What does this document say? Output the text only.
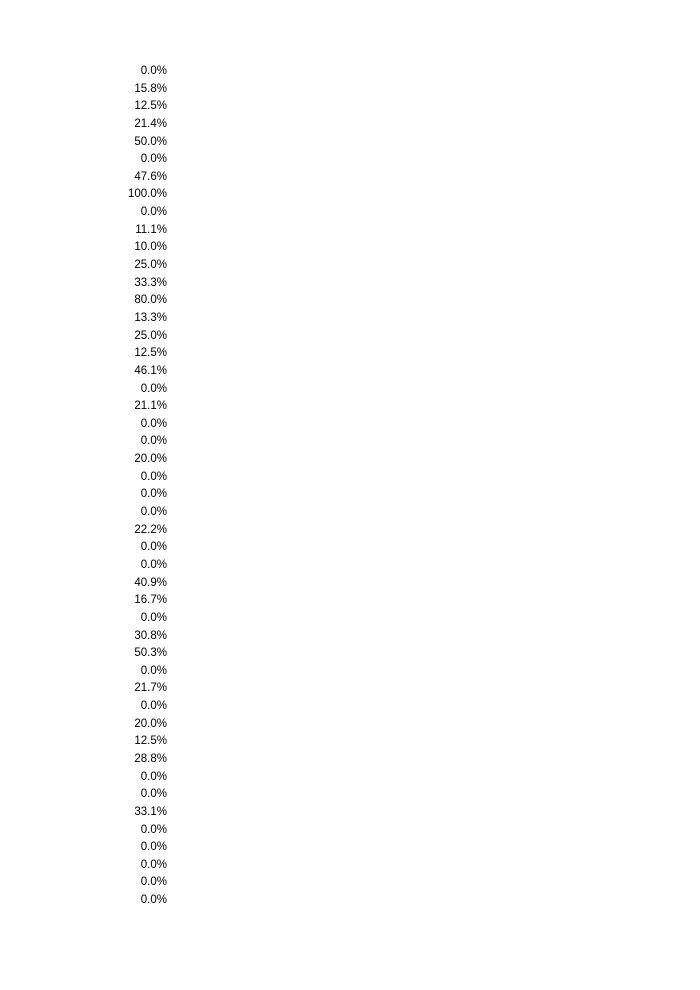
0.0%
15.8%
12.5%
21.4%
50.0%
0.0%
47.6%
100.0%
0.0%
11.1%
10.0%
25.0%
33.3%
80.0%
13.3%
25.0%
12.5%
46.1%
0.0%
21.1%
0.0%
0.0%
20.0%
0.0%
0.0%
0.0%
22.2%
0.0%
0.0%
40.9%
16.7%
0.0%
30.8%
50.3%
0.0%
21.7%
0.0%
20.0%
12.5%
28.8%
0.0%
0.0%
33.1%
0.0%
0.0%
0.0%
0.0%
0.0%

◇ ◇ ◇

Directive: In your copy of the listing above, reproduce each line exactly and omit all pictures.

Reply to the task:
What does this document say? Output the text only.
0.0%
15.8%
12.5%
21.4%
50.0%
0.0%
47.6%
100.0%
0.0%
11.1%
10.0%
25.0%
33.3%
80.0%
13.3%
25.0%
12.5%
46.1%
0.0%
21.1%
0.0%
0.0%
20.0%
0.0%
0.0%
0.0%
22.2%
0.0%
0.0%
40.9%
16.7%
0.0%
30.8%
50.3%
0.0%
21.7%
0.0%
20.0%
12.5%
28.8%
0.0%
0.0%
33.1%
0.0%
0.0%
0.0%
0.0%
0.0%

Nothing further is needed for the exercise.